## start
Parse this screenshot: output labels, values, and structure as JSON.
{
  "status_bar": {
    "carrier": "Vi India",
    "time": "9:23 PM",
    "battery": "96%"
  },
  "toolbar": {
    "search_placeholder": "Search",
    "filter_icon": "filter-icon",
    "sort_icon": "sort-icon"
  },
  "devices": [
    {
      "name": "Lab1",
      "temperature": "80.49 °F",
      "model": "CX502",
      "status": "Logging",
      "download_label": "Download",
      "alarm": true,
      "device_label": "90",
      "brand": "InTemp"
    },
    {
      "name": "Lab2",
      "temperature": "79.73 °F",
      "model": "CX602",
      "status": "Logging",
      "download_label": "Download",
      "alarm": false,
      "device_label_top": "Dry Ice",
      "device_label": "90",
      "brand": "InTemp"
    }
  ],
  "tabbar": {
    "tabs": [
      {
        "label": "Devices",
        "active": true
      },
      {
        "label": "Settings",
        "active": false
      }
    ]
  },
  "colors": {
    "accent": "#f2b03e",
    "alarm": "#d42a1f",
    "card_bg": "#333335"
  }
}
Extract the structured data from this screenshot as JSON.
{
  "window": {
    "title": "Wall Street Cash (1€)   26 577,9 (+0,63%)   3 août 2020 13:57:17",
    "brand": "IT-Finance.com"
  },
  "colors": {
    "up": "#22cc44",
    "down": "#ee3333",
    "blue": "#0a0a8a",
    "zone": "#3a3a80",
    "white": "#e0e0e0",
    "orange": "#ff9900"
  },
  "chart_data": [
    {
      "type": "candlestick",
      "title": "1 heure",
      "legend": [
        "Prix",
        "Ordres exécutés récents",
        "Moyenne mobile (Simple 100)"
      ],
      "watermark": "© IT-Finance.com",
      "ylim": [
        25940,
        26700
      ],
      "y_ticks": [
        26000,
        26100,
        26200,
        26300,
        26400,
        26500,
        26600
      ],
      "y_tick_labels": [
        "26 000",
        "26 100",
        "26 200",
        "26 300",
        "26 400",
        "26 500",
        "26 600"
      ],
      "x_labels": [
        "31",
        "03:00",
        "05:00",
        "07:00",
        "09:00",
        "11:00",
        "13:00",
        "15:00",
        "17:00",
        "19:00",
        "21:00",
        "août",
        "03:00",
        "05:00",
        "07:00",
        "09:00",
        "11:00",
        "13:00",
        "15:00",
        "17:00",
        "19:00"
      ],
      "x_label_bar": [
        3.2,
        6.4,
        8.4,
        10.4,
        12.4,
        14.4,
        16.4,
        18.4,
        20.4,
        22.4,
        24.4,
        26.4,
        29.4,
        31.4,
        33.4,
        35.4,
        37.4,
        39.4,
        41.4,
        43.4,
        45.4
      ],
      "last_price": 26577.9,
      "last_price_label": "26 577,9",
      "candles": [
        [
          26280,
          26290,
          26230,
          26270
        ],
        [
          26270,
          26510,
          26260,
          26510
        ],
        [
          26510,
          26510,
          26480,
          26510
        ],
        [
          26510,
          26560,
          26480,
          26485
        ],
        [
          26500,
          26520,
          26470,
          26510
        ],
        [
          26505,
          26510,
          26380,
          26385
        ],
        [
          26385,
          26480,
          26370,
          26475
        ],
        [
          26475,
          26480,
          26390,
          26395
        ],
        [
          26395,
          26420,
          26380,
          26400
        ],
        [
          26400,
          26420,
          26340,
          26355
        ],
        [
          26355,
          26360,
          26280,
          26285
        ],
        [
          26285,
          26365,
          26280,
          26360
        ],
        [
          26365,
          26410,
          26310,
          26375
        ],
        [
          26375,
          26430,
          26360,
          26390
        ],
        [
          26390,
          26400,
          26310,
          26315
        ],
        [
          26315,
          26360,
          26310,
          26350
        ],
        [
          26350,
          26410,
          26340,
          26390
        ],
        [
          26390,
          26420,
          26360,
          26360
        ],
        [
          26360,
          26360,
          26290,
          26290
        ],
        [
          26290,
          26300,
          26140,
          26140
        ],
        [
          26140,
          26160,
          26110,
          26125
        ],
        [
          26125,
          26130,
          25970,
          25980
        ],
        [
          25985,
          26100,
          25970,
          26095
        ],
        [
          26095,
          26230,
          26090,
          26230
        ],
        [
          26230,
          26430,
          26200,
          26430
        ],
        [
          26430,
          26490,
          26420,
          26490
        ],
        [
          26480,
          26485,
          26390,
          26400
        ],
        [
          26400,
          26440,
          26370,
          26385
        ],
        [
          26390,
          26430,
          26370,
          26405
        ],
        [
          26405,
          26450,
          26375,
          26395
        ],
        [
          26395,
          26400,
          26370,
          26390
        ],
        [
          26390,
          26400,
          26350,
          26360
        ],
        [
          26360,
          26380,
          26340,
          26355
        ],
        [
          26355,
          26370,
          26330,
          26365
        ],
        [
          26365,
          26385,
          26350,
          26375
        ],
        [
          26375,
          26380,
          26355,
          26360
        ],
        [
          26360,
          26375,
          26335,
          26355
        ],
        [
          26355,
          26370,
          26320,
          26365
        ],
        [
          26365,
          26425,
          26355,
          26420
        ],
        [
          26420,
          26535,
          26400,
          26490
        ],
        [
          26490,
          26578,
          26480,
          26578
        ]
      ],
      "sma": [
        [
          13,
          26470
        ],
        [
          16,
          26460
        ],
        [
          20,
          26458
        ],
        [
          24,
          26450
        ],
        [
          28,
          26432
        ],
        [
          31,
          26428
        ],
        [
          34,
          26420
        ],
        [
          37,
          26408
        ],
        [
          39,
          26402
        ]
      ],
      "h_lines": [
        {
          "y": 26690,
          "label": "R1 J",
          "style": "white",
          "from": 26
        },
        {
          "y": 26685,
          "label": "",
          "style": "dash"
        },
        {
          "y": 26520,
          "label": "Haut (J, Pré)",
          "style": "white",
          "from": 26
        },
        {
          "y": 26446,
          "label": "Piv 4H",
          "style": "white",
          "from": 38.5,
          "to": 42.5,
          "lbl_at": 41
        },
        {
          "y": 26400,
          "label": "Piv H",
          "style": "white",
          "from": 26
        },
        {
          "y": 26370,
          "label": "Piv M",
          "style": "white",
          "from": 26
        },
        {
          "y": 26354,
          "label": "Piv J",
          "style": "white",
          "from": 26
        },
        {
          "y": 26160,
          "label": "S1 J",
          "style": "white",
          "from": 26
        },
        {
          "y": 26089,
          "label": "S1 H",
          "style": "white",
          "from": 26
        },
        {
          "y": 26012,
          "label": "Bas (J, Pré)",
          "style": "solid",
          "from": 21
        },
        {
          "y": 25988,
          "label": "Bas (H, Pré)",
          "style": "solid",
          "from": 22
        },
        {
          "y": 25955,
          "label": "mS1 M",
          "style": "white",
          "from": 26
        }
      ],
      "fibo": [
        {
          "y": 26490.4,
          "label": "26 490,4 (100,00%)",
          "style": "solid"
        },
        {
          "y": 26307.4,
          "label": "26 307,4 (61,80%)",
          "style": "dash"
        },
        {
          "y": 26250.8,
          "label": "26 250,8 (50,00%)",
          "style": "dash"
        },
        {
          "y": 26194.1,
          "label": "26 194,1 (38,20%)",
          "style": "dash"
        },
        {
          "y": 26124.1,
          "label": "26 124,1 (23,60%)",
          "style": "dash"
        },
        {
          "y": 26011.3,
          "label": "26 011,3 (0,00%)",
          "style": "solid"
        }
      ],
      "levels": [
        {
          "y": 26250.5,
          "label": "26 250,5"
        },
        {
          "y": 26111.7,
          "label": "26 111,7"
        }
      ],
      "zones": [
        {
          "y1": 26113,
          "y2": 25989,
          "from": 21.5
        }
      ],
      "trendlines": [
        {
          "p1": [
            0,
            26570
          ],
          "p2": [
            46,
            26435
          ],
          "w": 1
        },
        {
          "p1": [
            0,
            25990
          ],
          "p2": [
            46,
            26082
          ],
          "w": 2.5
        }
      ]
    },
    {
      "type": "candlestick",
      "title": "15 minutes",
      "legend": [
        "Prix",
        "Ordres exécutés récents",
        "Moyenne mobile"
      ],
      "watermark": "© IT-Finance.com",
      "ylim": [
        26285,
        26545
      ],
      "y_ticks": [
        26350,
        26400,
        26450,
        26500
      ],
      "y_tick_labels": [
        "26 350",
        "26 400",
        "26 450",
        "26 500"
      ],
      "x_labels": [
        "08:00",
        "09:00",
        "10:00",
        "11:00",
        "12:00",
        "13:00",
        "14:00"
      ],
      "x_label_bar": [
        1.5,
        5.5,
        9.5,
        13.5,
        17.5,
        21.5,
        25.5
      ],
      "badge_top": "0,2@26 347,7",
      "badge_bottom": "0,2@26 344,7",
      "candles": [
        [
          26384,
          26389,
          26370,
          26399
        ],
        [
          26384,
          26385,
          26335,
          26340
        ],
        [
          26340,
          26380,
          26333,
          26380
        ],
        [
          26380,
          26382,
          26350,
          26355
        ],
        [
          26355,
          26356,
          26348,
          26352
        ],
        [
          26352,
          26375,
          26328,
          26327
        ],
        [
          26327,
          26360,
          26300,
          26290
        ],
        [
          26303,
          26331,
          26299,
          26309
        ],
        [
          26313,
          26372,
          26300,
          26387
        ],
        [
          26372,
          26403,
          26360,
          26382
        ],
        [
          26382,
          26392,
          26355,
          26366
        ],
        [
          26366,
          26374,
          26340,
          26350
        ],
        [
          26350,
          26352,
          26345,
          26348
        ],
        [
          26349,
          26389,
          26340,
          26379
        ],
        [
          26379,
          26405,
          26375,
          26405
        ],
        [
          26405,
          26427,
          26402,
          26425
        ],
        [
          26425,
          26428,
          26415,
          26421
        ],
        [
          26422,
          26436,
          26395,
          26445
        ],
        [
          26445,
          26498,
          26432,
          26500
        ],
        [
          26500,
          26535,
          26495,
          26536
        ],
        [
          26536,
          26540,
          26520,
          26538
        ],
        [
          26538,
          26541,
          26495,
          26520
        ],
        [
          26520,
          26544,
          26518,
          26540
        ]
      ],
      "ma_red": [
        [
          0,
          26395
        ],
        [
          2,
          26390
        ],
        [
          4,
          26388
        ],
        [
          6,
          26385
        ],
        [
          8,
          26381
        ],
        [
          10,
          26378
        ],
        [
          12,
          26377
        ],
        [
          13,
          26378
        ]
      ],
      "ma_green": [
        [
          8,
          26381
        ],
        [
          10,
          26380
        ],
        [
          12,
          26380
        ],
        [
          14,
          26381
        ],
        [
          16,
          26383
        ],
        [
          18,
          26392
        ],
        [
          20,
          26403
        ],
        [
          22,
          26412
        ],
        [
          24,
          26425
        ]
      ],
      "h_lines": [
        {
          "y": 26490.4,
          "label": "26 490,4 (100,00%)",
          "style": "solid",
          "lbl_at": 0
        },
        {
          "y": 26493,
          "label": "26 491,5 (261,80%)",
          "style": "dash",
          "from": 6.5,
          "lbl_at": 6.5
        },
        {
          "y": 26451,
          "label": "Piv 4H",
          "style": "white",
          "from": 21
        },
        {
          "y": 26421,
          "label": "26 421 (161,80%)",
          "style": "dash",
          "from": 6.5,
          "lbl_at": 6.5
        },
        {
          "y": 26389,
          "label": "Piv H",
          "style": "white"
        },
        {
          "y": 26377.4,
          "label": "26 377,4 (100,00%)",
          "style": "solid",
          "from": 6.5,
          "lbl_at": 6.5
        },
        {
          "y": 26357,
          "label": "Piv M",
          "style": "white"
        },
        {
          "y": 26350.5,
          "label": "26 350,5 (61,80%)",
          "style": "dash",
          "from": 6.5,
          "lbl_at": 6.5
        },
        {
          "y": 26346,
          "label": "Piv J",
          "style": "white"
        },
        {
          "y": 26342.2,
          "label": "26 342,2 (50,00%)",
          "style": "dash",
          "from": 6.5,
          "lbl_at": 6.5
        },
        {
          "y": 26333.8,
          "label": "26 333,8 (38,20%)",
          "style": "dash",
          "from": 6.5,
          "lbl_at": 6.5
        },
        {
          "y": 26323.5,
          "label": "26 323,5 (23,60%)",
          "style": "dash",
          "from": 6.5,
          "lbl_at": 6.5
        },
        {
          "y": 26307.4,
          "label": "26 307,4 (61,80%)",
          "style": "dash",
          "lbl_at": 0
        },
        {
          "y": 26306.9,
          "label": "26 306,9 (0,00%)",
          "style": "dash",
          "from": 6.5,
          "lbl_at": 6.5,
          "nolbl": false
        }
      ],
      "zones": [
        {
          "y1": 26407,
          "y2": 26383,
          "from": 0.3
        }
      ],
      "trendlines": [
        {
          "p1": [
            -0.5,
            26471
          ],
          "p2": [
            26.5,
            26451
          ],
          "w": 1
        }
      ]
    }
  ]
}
## end
**Exercise aim**
Wherever a line in the data above holds "icon", copy that line.

**Right answer**
    "filter_icon": "filter-icon",
    "sort_icon": "sort-icon"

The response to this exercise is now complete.